◆ **Directions for this task**:
Please report every line from the material that contains the word "proposition".
[start Working data]
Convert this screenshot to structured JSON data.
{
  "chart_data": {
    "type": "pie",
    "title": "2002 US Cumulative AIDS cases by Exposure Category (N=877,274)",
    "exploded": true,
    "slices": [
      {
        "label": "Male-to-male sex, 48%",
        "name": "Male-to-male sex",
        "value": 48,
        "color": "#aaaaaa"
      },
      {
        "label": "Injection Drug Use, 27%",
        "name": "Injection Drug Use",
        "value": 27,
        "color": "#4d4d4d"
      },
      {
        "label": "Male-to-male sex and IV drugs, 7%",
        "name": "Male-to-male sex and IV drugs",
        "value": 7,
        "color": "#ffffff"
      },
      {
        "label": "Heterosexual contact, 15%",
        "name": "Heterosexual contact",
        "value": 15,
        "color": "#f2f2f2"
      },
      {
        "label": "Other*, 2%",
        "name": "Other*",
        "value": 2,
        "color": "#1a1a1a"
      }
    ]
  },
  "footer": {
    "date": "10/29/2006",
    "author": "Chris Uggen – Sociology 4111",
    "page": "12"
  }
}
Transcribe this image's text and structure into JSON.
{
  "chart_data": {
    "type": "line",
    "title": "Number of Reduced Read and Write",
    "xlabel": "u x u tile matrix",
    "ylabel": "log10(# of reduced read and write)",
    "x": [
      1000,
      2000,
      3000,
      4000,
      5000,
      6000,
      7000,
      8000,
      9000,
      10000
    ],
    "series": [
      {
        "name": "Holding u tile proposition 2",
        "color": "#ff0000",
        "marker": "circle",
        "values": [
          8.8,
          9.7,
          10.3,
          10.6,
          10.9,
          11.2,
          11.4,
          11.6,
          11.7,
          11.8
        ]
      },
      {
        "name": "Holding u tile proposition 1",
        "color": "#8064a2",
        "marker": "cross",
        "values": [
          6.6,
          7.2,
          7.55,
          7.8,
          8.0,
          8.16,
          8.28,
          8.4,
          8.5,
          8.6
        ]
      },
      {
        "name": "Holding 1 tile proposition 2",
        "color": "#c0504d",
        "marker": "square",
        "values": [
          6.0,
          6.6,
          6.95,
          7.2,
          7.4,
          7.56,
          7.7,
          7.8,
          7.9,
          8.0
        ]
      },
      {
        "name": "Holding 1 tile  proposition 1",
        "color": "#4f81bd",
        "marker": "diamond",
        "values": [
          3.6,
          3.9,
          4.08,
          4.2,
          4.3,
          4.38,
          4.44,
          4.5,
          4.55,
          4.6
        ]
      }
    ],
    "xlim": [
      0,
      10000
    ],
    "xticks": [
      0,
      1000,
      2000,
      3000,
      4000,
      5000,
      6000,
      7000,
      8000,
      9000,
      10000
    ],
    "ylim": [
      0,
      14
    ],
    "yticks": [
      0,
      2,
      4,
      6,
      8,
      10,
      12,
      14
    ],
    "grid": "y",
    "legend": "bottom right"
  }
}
[end Working data]
◆ **Written response**:
        "name": "Holding u tile proposition 2",
        "name": "Holding u tile proposition 1",
        "name": "Holding 1 tile proposition 2",
        "name": "Holding 1 tile  proposition 1",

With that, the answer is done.